# What the task requires
From the listing below, pull each line that includes "File".

------------------------------

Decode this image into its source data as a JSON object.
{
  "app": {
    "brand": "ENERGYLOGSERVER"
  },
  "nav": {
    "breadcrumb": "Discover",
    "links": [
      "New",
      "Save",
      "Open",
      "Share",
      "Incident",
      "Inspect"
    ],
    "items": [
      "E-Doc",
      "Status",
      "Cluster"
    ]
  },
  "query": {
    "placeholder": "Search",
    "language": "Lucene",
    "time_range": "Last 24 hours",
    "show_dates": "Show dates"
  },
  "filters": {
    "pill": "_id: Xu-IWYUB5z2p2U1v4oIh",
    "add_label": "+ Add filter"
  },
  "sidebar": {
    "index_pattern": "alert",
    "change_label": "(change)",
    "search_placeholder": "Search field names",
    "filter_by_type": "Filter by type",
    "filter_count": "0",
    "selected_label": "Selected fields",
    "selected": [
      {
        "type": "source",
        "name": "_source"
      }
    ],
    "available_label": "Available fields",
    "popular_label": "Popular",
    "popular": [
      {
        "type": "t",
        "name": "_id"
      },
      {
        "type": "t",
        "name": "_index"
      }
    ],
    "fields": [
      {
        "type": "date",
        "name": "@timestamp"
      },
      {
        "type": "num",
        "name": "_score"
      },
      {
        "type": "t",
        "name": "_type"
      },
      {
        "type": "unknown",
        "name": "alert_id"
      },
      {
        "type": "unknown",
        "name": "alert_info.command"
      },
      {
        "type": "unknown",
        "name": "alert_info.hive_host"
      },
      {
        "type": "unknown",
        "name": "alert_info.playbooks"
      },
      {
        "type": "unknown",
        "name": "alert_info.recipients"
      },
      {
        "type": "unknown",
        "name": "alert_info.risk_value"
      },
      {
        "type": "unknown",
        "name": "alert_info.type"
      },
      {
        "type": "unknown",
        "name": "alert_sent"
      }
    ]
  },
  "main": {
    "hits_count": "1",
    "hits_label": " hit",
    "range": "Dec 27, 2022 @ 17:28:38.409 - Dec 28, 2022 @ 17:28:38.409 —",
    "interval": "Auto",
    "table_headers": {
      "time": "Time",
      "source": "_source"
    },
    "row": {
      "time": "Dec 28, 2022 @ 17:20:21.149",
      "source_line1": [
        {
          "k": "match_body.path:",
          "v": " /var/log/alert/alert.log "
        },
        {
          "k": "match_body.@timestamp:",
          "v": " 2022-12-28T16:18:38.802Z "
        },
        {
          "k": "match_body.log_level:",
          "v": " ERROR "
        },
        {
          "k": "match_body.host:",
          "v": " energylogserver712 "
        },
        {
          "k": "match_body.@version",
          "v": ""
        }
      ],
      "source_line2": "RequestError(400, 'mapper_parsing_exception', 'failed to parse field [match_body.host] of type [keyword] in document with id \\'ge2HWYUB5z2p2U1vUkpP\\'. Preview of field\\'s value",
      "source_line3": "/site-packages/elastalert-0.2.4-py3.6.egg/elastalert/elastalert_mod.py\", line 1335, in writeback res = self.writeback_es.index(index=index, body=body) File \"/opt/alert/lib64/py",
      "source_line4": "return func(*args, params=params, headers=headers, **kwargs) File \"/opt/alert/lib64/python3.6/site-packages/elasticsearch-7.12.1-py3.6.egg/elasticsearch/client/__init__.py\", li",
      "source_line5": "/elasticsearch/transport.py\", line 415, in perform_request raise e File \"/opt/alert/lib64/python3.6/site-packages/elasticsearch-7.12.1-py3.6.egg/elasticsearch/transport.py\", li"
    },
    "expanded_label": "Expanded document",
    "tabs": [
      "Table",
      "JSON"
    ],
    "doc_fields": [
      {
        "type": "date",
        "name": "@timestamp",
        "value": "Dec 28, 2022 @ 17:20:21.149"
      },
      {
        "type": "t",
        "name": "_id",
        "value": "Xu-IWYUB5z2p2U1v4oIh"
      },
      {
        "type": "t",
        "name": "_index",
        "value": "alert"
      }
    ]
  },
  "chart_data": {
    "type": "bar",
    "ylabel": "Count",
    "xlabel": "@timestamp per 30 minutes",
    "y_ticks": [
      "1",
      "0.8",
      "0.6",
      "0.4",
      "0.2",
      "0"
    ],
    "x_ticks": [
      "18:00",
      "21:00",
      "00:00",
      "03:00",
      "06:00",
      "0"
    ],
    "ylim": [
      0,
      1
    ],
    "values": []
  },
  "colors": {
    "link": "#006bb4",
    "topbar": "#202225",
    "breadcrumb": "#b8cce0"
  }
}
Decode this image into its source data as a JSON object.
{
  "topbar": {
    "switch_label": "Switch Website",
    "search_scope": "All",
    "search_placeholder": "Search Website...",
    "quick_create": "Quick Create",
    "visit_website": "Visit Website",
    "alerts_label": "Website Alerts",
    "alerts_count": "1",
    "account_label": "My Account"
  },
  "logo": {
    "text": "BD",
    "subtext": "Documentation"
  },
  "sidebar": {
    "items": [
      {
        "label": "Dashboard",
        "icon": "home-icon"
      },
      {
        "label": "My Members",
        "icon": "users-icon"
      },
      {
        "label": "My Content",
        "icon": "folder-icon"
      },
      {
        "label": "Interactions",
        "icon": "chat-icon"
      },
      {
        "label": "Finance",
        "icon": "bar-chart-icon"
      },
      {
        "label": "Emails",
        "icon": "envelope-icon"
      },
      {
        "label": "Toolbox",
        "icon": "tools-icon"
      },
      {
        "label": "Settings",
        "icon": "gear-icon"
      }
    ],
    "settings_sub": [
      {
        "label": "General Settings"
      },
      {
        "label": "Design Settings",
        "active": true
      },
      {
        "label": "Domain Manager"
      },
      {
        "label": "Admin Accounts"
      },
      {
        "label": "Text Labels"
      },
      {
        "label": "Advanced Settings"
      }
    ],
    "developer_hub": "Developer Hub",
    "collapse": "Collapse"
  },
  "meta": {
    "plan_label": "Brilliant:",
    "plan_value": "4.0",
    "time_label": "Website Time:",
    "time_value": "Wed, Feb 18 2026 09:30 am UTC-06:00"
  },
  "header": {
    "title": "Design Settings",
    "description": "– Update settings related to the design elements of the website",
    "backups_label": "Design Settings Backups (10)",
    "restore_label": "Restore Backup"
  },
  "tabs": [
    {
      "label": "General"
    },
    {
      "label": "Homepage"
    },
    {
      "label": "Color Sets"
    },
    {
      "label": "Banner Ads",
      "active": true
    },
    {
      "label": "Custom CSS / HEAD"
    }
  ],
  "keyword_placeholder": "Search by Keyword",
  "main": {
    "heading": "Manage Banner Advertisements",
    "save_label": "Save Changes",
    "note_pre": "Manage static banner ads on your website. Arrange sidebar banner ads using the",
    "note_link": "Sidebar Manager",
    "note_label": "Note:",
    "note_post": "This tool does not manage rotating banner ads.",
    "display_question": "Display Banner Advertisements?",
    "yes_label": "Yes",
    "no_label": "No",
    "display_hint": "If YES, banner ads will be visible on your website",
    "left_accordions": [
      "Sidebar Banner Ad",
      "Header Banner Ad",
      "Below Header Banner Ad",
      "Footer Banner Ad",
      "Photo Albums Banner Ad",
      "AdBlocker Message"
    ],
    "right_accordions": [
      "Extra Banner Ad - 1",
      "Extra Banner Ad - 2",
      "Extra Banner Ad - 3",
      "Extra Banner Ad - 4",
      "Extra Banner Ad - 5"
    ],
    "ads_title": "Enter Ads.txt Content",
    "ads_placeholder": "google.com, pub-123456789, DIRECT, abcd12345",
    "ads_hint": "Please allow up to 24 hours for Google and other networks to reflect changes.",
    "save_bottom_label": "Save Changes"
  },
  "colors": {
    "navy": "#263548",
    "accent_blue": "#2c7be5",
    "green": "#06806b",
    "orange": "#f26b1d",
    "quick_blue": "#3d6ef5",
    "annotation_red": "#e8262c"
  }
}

------------------------------

# The completed task
      "source_line3": "/site-packages/elastalert-0.2.4-py3.6.egg/elastalert/elastalert_mod.py\", line 1335, in writeback res = self.writeback_es.index(index=index, body=body) File \"/opt/alert/lib64/py",
      "source_line4": "return func(*args, params=params, headers=headers, **kwargs) File \"/opt/alert/lib64/python3.6/site-packages/elasticsearch-7.12.1-py3.6.egg/elasticsearch/client/__init__.py\", li",
      "source_line5": "/elasticsearch/transport.py\", line 415, in perform_request raise e File \"/opt/alert/lib64/python3.6/site-packages/elasticsearch-7.12.1-py3.6.egg/elasticsearch/transport.py\", li"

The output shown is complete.